| Exercise details |
Pull each line holding "What" out of the entries below.

| Records about charts and figures |
## start
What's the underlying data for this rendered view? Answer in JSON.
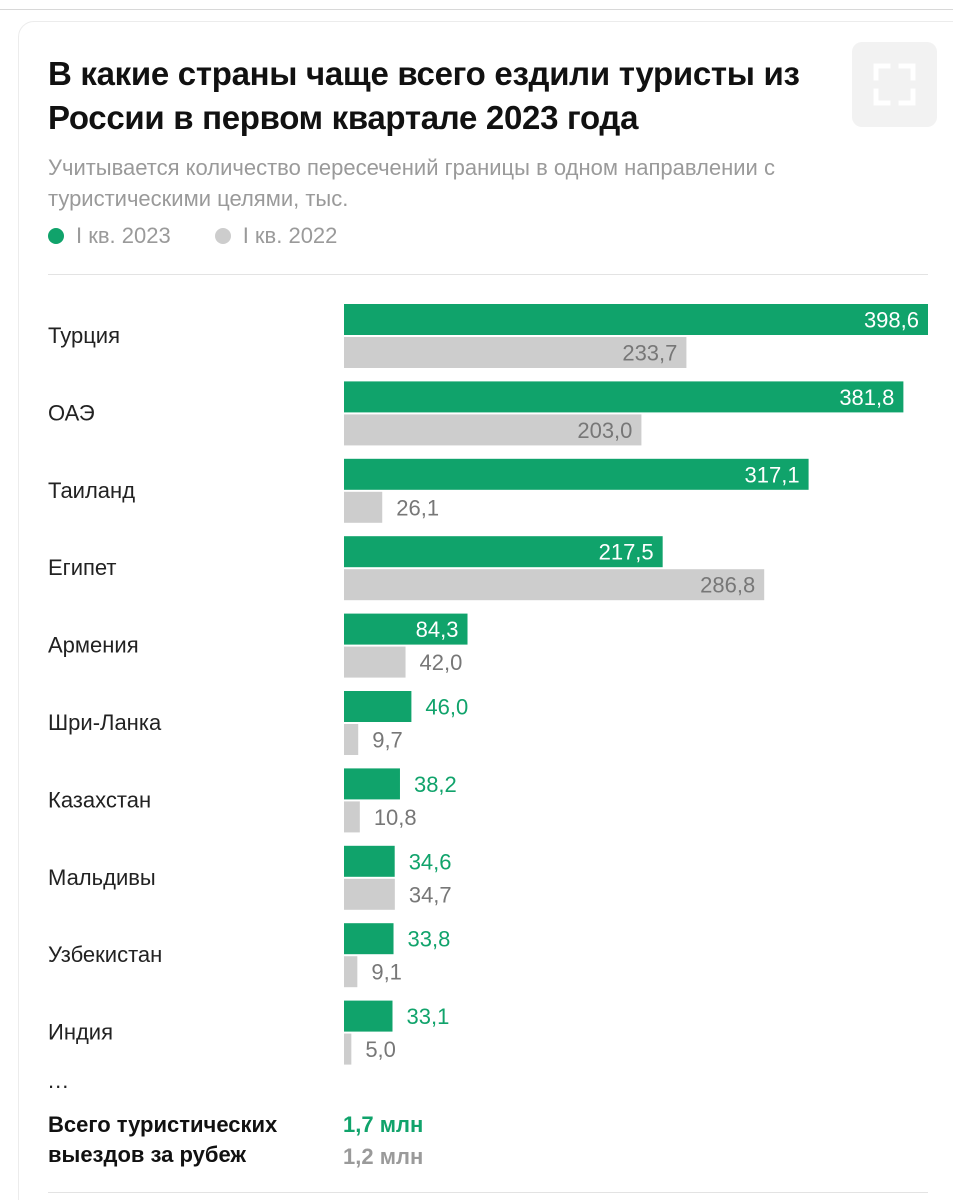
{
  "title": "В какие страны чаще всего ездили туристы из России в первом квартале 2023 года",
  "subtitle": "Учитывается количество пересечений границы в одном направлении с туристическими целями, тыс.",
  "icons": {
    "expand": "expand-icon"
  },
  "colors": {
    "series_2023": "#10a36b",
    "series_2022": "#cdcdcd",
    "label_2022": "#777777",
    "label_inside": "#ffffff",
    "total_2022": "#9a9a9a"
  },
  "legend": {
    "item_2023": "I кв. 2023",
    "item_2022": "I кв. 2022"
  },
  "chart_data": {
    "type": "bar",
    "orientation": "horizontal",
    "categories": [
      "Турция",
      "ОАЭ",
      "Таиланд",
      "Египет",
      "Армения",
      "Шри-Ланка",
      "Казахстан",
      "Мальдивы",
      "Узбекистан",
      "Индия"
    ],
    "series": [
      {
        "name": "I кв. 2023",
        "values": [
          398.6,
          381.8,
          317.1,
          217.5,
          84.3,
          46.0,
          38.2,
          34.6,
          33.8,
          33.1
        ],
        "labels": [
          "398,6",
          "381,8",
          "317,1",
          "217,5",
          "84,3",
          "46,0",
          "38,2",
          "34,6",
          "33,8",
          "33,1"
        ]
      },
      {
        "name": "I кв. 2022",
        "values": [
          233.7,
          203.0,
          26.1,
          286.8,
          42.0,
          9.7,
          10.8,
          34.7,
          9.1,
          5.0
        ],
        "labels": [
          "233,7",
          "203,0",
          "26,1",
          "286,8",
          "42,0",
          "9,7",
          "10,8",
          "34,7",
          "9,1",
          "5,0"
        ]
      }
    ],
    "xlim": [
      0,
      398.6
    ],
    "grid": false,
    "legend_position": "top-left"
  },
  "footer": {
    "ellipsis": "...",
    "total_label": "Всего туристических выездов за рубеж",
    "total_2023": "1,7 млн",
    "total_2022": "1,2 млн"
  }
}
## end
## start
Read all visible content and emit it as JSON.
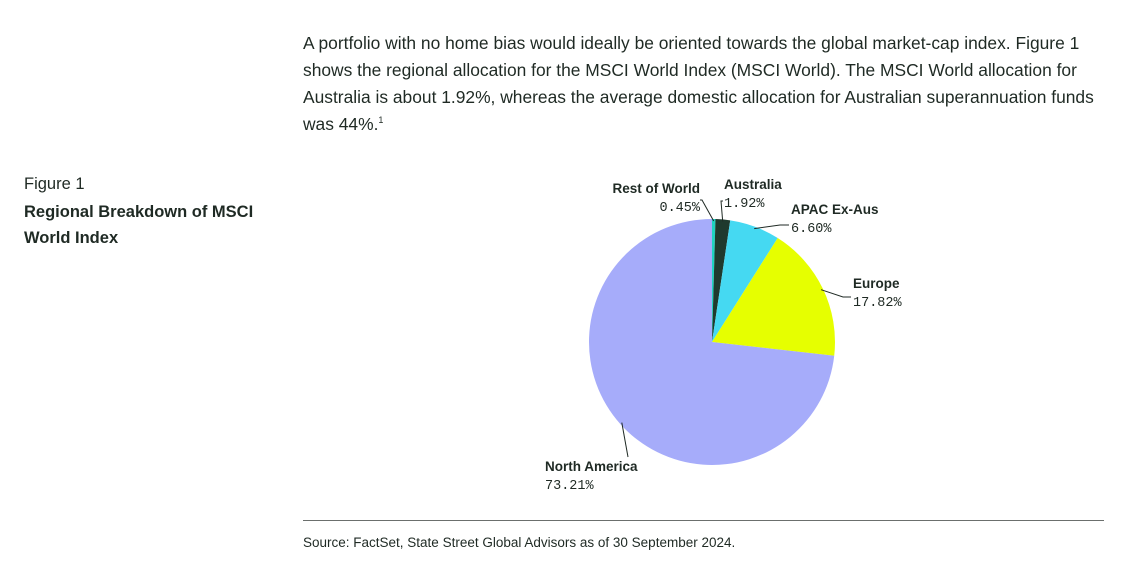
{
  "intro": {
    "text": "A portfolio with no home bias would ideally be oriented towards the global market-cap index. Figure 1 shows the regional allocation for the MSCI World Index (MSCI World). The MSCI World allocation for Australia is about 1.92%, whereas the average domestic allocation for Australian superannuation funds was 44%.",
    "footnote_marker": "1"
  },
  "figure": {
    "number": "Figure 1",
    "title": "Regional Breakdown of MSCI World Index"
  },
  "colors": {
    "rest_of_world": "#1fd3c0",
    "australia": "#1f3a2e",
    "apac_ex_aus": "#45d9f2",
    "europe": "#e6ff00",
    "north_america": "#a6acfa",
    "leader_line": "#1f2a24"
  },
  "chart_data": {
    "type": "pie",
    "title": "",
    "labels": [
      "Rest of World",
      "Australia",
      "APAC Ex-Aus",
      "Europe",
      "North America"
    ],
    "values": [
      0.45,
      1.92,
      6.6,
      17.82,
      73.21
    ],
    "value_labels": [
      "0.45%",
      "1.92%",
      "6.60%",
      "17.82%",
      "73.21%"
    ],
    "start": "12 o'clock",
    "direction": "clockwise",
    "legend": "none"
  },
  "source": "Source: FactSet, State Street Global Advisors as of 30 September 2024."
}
## end
## start
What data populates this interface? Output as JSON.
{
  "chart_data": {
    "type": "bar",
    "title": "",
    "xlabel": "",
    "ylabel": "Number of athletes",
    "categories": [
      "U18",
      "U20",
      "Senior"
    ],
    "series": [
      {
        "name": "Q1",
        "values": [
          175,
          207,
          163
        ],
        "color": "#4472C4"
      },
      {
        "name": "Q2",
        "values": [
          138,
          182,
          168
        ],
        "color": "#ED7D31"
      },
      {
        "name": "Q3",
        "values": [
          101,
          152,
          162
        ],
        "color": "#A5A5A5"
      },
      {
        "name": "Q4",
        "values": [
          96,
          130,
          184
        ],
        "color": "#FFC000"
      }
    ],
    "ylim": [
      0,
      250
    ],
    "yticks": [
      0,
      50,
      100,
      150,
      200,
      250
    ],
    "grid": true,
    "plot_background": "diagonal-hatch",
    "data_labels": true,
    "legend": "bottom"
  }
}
## end
| Result for this exercise |
What's the underlying data for this rendered view? Answer in JSON.
What data populates this interface? Output as JSON.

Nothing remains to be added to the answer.